DATA ROWS:
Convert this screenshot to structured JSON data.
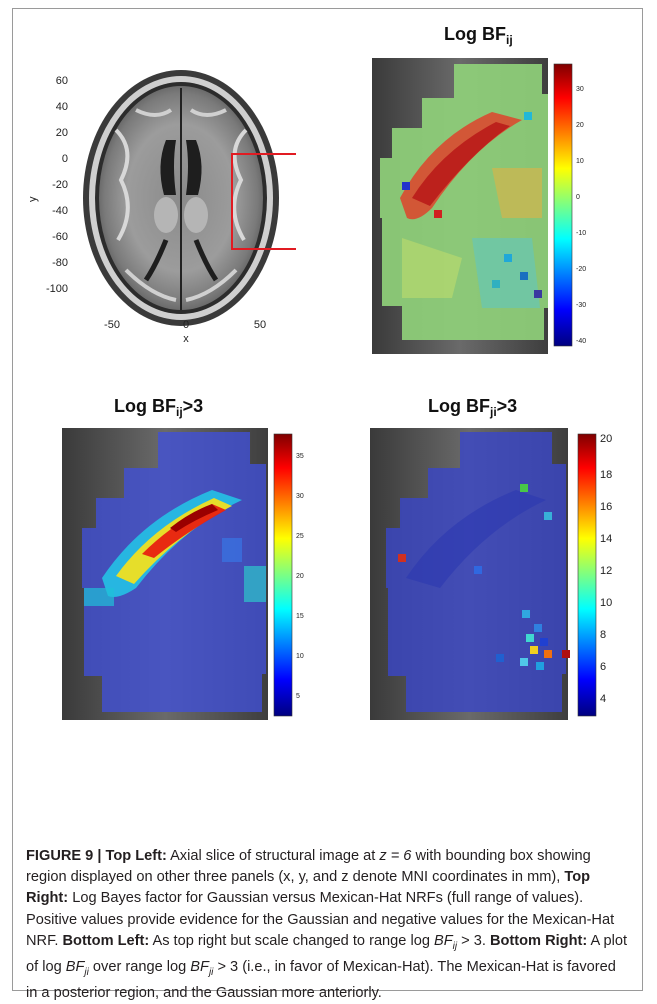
{
  "figure": {
    "titles": {
      "top_right": "Log BF",
      "top_right_sub": "ij",
      "bottom_left": "Log BF",
      "bottom_left_sub": "ij",
      "bottom_left_suffix": ">3",
      "bottom_right": "Log BF",
      "bottom_right_sub": "ji",
      "bottom_right_suffix": ">3"
    },
    "axial_plot": {
      "xlabel": "x",
      "ylabel": "y",
      "xticks": [
        "-50",
        "0",
        "50"
      ],
      "yticks": [
        "60",
        "40",
        "20",
        "0",
        "-20",
        "-40",
        "-60",
        "-80",
        "-100"
      ]
    },
    "colorbars": {
      "top_right": [
        "30",
        "20",
        "10",
        "0",
        "-10",
        "-20",
        "-30",
        "-40"
      ],
      "bottom_left": [
        "35",
        "30",
        "25",
        "20",
        "15",
        "10",
        "5"
      ],
      "bottom_right": [
        "20",
        "18",
        "16",
        "14",
        "12",
        "10",
        "8",
        "6",
        "4"
      ]
    }
  },
  "caption": {
    "label": "FIGURE 9 | Top Left:",
    "t1": " Axial slice of structural image at ",
    "t2": " with bounding box showing region displayed on other three panels (x, y, and z denote MNI coordinates in mm), ",
    "top_right_label": "Top Right:",
    "t3": " Log Bayes factor for Gaussian versus Mexican-Hat NRFs (full range of values). Positive values provide evidence for the Gaussian and negative values for the Mexican-Hat NRF. ",
    "bottom_left_label": "Bottom Left:",
    "t4": " As top right but scale changed to range log ",
    "t5": " > 3. ",
    "bottom_right_label": "Bottom Right:",
    "t6": " A plot of log ",
    "t7": " over range log ",
    "t8": " > 3 (i.e., in favor of Mexican-Hat). The Mexican-Hat is favored in a posterior region, and the Gaussian more anteriorly.",
    "z_eq": "z = 6",
    "bf_ij": "BF",
    "bf_ij_sub": "ij",
    "bf_ji": "BF",
    "bf_ji_sub": "ji"
  }
}
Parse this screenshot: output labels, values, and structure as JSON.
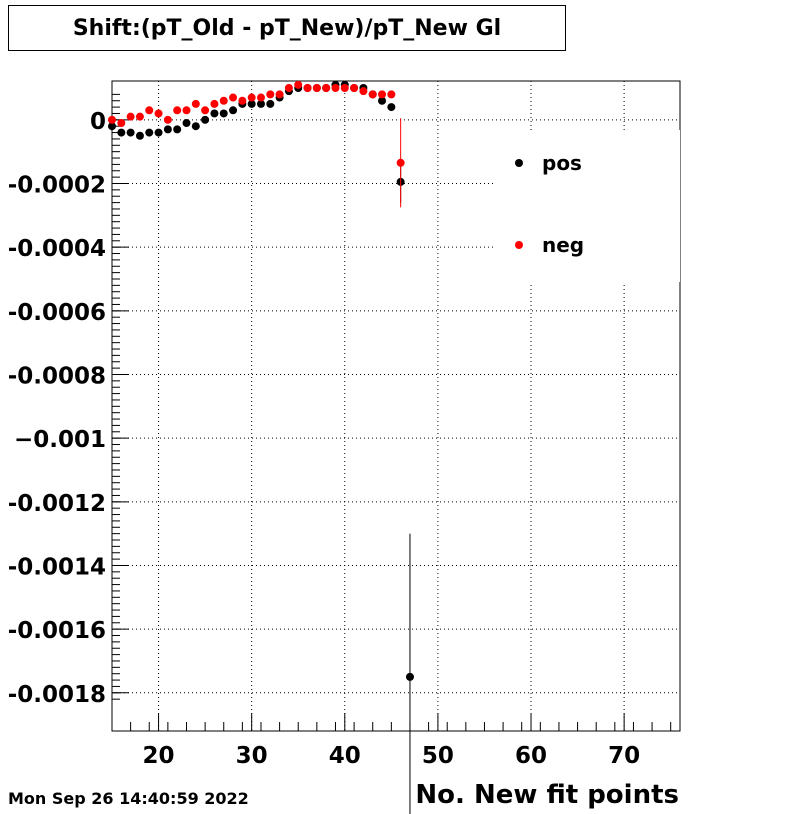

REQUIRED TASK: Output the lines above in full and exactly as given, omitting any pictures.

WRITTEN REPLY:
Convert this screenshot to structured JSON data.
{
  "figure": {
    "titles": {
      "top_right": "Log BF",
      "top_right_sub": "ij",
      "bottom_left": "Log BF",
      "bottom_left_sub": "ij",
      "bottom_left_suffix": ">3",
      "bottom_right": "Log BF",
      "bottom_right_sub": "ji",
      "bottom_right_suffix": ">3"
    },
    "axial_plot": {
      "xlabel": "x",
      "ylabel": "y",
      "xticks": [
        "-50",
        "0",
        "50"
      ],
      "yticks": [
        "60",
        "40",
        "20",
        "0",
        "-20",
        "-40",
        "-60",
        "-80",
        "-100"
      ]
    },
    "colorbars": {
      "top_right": [
        "30",
        "20",
        "10",
        "0",
        "-10",
        "-20",
        "-30",
        "-40"
      ],
      "bottom_left": [
        "35",
        "30",
        "25",
        "20",
        "15",
        "10",
        "5"
      ],
      "bottom_right": [
        "20",
        "18",
        "16",
        "14",
        "12",
        "10",
        "8",
        "6",
        "4"
      ]
    }
  },
  "caption": {
    "label": "FIGURE 9 | Top Left:",
    "t1": " Axial slice of structural image at ",
    "t2": " with bounding box showing region displayed on other three panels (x, y, and z denote MNI coordinates in mm), ",
    "top_right_label": "Top Right:",
    "t3": " Log Bayes factor for Gaussian versus Mexican-Hat NRFs (full range of values). Positive values provide evidence for the Gaussian and negative values for the Mexican-Hat NRF. ",
    "bottom_left_label": "Bottom Left:",
    "t4": " As top right but scale changed to range log ",
    "t5": " > 3. ",
    "bottom_right_label": "Bottom Right:",
    "t6": " A plot of log ",
    "t7": " over range log ",
    "t8": " > 3 (i.e., in favor of Mexican-Hat). The Mexican-Hat is favored in a posterior region, and the Gaussian more anteriorly.",
    "z_eq": "z = 6",
    "bf_ij": "BF",
    "bf_ij_sub": "ij",
    "bf_ji": "BF",
    "bf_ji_sub": "ji"
  }
}
Parse this screenshot: output labels, values, and structure as JSON.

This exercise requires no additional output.